Dataset items:
◆ ◆ ◆ ◆ ◆
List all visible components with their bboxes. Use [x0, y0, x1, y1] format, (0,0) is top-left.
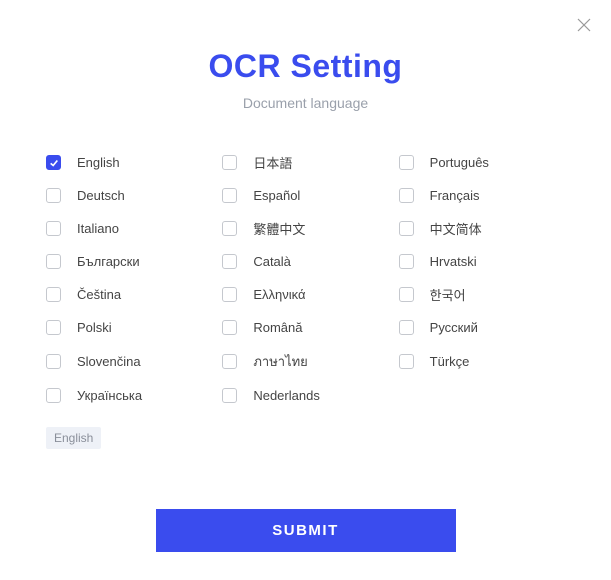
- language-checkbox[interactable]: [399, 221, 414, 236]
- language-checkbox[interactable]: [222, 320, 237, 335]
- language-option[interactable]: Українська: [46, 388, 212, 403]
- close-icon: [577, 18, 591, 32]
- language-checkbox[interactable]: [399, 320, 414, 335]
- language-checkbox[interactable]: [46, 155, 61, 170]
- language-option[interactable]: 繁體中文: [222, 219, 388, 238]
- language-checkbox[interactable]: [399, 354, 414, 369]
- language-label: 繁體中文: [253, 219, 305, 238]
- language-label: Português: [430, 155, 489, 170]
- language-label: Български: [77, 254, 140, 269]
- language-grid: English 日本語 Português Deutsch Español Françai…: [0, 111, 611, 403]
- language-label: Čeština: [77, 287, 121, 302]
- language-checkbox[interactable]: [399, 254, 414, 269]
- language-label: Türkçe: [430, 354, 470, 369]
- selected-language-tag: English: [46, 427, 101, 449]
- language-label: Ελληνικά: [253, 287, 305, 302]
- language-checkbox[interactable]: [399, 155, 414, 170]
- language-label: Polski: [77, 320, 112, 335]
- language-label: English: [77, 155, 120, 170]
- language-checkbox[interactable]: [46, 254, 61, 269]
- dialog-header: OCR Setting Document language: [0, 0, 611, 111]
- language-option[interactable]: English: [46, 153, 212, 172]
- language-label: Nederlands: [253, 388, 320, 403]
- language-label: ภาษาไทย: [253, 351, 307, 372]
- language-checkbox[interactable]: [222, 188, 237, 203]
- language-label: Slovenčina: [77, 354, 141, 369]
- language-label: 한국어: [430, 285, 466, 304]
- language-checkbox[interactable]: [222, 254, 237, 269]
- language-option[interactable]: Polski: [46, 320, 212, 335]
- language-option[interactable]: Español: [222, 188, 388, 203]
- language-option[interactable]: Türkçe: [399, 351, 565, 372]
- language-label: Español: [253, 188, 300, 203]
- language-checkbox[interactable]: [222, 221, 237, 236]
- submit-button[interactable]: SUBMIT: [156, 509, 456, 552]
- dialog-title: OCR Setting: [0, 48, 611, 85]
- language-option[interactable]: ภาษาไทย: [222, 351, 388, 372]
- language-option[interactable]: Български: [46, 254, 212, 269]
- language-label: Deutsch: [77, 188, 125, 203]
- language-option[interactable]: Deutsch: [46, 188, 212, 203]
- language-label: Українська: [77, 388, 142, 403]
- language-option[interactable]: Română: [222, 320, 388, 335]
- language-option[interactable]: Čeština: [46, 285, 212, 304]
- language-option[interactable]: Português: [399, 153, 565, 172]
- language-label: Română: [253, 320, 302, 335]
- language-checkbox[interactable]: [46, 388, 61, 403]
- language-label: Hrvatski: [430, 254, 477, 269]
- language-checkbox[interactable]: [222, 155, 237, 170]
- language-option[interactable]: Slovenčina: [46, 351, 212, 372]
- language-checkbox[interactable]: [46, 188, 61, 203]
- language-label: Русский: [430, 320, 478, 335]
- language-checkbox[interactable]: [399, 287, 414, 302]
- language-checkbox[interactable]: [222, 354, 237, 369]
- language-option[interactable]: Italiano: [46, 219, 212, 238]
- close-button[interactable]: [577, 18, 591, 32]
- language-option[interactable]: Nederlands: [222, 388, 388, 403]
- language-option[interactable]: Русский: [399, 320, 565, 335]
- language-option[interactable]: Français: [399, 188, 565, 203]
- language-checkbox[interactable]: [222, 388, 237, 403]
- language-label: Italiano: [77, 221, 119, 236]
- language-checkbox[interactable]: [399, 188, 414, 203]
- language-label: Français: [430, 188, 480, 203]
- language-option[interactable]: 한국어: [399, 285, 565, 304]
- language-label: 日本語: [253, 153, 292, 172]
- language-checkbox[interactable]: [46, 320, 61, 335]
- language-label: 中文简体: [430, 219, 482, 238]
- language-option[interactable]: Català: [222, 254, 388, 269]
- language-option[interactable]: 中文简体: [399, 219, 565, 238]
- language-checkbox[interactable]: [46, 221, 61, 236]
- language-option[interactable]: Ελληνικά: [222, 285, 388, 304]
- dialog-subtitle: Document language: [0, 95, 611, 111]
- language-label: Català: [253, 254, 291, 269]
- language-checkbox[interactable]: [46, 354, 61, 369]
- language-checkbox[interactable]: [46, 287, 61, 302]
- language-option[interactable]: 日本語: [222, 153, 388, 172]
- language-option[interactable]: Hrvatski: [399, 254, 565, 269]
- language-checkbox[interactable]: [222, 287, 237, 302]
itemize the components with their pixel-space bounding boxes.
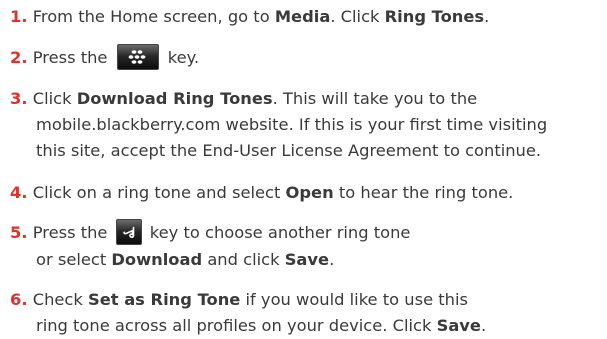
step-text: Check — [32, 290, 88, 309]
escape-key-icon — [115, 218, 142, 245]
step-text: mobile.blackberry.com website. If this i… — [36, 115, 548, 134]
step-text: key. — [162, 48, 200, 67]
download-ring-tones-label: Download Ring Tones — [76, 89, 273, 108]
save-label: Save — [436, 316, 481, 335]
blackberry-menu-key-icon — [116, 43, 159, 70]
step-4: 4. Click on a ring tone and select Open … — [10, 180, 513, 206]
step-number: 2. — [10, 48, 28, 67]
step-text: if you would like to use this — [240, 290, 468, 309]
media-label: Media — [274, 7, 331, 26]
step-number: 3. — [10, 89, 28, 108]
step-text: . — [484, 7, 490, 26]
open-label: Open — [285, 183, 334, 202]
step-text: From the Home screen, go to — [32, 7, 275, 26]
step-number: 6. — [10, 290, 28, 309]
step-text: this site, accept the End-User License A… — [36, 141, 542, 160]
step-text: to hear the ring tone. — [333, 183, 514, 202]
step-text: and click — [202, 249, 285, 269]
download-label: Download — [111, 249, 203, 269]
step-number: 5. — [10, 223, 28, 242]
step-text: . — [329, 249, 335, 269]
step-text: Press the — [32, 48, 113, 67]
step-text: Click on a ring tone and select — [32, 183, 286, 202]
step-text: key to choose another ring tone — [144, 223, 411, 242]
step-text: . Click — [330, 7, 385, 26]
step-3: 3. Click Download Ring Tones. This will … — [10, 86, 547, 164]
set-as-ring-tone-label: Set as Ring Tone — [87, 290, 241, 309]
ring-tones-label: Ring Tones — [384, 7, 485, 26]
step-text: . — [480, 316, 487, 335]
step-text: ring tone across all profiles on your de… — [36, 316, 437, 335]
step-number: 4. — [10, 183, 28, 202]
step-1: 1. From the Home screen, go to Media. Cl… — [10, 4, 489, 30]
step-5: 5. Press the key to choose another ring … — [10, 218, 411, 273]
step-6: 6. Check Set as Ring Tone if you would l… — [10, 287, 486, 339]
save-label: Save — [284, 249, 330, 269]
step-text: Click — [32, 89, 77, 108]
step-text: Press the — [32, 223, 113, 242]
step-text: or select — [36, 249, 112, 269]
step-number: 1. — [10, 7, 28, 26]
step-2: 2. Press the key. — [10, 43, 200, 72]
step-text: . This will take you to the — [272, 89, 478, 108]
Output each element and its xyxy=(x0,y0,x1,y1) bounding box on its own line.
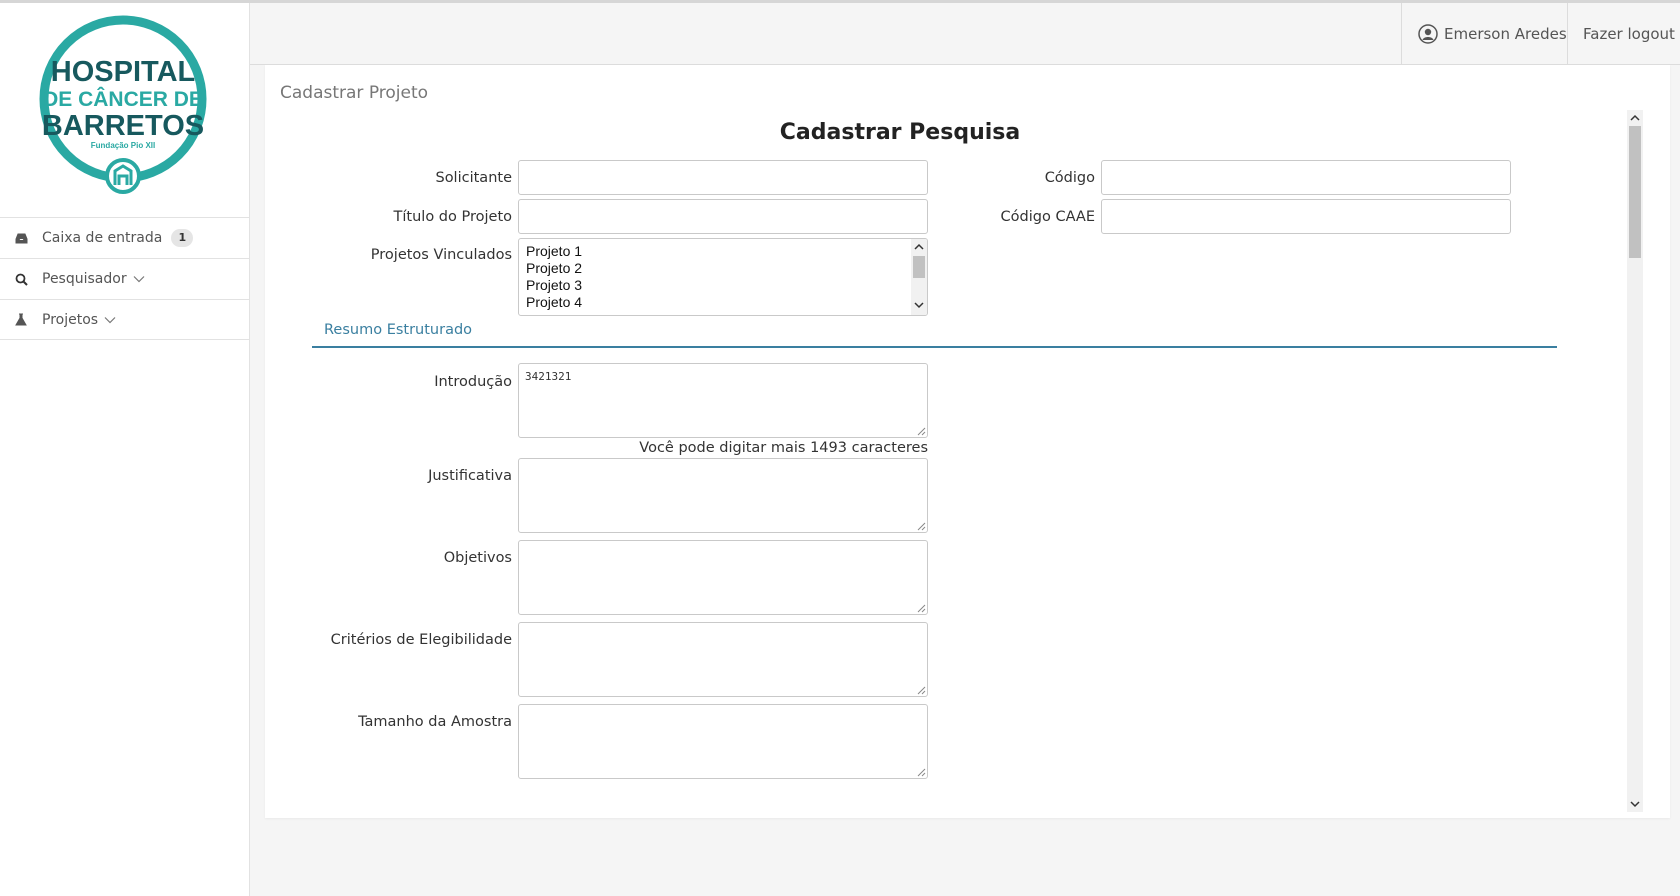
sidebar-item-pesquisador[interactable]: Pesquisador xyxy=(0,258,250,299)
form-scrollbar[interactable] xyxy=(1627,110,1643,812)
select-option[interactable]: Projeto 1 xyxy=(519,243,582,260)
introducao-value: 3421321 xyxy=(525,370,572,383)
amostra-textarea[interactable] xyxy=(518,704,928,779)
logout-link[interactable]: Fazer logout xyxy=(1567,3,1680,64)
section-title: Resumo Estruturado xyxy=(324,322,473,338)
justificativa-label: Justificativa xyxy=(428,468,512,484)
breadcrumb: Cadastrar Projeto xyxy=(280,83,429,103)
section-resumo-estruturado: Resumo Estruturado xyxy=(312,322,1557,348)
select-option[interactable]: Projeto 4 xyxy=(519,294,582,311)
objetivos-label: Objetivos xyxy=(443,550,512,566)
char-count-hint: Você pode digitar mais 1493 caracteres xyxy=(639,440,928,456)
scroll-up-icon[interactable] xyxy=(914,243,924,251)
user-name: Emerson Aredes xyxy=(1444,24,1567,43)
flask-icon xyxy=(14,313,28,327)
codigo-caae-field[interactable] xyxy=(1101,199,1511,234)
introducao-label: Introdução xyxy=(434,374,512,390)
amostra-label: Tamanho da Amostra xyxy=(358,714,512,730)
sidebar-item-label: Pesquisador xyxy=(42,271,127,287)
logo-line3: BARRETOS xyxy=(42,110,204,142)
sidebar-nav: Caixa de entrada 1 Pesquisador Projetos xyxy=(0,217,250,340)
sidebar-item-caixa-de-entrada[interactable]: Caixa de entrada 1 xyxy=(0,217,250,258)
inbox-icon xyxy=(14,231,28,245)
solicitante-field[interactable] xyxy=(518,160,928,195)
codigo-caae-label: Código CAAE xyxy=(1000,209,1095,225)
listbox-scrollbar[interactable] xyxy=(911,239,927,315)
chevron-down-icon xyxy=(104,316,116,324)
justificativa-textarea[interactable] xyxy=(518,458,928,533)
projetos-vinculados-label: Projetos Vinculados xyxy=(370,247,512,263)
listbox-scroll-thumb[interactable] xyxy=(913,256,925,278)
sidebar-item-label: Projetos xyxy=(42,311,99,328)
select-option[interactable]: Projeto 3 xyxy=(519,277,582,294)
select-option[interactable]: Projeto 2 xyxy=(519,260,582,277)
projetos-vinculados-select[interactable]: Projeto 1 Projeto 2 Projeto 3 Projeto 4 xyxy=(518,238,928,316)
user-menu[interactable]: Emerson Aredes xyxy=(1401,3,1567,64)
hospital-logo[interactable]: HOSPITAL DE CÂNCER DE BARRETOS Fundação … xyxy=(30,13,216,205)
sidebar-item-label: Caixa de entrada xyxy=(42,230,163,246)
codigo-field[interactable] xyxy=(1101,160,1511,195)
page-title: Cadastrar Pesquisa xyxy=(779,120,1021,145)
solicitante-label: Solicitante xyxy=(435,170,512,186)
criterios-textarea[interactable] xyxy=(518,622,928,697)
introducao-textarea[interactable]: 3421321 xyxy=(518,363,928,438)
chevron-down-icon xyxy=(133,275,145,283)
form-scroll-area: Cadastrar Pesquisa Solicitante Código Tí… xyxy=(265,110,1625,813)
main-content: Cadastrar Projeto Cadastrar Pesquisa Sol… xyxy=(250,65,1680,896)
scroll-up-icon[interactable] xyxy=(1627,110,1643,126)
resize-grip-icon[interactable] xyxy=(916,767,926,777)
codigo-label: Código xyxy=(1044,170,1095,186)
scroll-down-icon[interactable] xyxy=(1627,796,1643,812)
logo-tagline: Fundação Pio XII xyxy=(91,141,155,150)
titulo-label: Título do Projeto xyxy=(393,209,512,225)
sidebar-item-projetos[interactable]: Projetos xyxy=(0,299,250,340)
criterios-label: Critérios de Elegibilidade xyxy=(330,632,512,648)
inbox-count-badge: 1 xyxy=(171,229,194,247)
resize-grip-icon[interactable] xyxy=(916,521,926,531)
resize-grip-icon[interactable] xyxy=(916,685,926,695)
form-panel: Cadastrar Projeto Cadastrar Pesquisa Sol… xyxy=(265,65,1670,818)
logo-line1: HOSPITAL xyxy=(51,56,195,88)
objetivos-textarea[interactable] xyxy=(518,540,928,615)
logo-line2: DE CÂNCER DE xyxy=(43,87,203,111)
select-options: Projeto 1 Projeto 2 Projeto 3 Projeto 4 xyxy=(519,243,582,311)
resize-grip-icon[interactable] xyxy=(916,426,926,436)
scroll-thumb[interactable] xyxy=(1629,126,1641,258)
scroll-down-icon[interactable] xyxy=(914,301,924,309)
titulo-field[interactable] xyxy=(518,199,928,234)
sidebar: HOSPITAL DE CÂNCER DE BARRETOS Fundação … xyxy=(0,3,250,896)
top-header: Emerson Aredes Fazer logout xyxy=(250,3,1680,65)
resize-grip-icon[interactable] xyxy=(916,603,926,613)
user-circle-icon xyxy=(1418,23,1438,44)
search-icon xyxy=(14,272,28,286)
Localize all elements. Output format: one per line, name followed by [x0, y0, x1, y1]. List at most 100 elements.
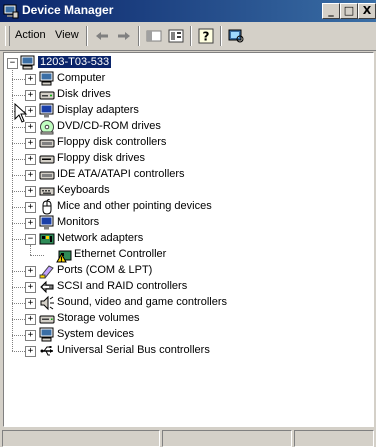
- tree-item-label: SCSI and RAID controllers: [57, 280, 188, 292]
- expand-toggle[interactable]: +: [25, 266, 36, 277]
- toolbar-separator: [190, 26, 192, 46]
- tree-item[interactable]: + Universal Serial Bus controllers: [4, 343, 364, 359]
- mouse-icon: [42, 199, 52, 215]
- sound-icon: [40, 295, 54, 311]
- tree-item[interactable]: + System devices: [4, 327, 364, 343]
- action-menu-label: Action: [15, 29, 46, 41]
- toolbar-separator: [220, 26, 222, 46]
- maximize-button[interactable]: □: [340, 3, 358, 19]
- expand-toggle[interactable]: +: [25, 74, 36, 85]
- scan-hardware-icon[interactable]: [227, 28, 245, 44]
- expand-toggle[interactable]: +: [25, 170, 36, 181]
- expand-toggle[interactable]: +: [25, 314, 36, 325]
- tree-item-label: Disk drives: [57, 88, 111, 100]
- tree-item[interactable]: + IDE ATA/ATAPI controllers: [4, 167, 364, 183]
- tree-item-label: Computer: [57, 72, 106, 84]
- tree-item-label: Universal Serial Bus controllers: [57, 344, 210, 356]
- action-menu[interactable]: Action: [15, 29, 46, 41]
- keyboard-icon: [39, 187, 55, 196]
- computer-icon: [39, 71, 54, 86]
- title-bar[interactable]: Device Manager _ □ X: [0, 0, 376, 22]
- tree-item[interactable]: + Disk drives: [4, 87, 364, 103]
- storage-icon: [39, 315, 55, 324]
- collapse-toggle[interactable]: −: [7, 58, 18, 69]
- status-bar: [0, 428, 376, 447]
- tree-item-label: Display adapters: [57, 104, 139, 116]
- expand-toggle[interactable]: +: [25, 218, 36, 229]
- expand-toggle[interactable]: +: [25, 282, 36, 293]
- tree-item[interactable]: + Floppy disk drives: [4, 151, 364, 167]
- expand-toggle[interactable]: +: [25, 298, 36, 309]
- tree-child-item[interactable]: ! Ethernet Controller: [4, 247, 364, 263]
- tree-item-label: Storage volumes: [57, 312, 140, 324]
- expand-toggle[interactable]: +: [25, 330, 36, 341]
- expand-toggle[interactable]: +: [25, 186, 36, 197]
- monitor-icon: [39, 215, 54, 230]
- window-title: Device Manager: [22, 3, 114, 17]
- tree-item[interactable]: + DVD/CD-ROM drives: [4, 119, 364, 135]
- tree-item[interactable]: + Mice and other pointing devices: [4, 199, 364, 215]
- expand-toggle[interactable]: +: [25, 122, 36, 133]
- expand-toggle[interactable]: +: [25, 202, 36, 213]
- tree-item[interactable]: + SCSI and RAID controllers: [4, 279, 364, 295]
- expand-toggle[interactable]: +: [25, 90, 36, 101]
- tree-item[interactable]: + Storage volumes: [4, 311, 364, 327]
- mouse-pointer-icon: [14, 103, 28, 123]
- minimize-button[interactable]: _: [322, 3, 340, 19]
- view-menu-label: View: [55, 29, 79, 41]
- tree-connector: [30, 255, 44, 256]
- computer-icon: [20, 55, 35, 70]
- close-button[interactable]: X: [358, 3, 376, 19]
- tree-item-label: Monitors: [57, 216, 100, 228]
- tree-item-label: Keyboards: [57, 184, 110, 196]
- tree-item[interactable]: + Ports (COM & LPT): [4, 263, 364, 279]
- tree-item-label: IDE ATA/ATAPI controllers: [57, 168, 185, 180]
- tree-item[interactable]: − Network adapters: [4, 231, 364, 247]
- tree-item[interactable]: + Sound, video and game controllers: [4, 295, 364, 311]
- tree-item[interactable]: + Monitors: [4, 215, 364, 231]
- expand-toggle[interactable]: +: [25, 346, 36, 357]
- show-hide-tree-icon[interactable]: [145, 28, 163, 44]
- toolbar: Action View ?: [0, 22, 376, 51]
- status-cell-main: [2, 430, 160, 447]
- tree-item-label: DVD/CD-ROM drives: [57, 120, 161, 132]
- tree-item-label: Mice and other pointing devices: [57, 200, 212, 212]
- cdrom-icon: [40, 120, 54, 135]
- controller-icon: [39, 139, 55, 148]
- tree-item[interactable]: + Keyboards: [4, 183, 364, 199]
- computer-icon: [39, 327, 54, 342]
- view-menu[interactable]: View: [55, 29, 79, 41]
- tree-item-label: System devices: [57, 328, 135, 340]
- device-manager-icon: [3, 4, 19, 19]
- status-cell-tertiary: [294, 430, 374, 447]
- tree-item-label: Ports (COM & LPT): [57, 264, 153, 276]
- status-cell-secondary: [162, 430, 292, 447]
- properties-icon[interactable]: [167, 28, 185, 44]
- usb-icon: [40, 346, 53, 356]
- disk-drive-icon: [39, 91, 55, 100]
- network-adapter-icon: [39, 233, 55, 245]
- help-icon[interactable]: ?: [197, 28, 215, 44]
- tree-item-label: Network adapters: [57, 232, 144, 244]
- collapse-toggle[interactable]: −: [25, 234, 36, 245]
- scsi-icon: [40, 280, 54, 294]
◆ ◆ ◆ ◆ ◆
— The problem —
Write out everything from the line that contains "- language-checkbox[interactable]: [399, 221, 414, 236]" down to the line that contains "- language-label: Deutsch: [77, 188, 125, 203]", both included, repeating each line exactly.

— Solution for this task —
- language-checkbox[interactable]: [399, 221, 414, 236]
- language-checkbox[interactable]: [222, 320, 237, 335]
- language-option[interactable]: Українська: [46, 388, 212, 403]
- close-icon: [577, 18, 591, 32]
- language-checkbox[interactable]: [399, 320, 414, 335]
- language-checkbox[interactable]: [46, 155, 61, 170]
- language-option[interactable]: 繁體中文: [222, 219, 388, 238]
- language-checkbox[interactable]: [399, 354, 414, 369]
- language-label: 繁體中文: [253, 219, 305, 238]
- language-label: Português: [430, 155, 489, 170]
- language-label: Български: [77, 254, 140, 269]
- language-grid: English 日本語 Português Deutsch Español Françai…: [0, 111, 611, 403]
- language-label: Čeština: [77, 287, 121, 302]
- language-checkbox[interactable]: [399, 254, 414, 269]
- language-label: Türkçe: [430, 354, 470, 369]
- selected-language-tag: English: [46, 427, 101, 449]
- language-label: Ελληνικά: [253, 287, 305, 302]
- language-checkbox[interactable]: [399, 155, 414, 170]
- language-label: Polski: [77, 320, 112, 335]
- language-label: English: [77, 155, 120, 170]
- language-checkbox[interactable]: [46, 254, 61, 269]
- dialog-header: OCR Setting Document language: [0, 0, 611, 111]
- language-option[interactable]: English: [46, 153, 212, 172]
- language-label: Nederlands: [253, 388, 320, 403]
- language-label: ภาษาไทย: [253, 351, 307, 372]
- language-checkbox[interactable]: [222, 188, 237, 203]
- language-label: Slovenčina: [77, 354, 141, 369]
- language-label: 한국어: [430, 285, 466, 304]
- language-checkbox[interactable]: [222, 254, 237, 269]
- language-option[interactable]: Polski: [46, 320, 212, 335]
- language-option[interactable]: Español: [222, 188, 388, 203]
- language-option[interactable]: Türkçe: [399, 351, 565, 372]
- language-label: Español: [253, 188, 300, 203]
- language-checkbox[interactable]: [222, 221, 237, 236]
- submit-button[interactable]: SUBMIT: [156, 509, 456, 552]
- dialog-title: OCR Setting: [0, 48, 611, 85]
- language-option[interactable]: ภาษาไทย: [222, 351, 388, 372]
- language-option[interactable]: Български: [46, 254, 212, 269]
- language-label: Deutsch: [77, 188, 125, 203]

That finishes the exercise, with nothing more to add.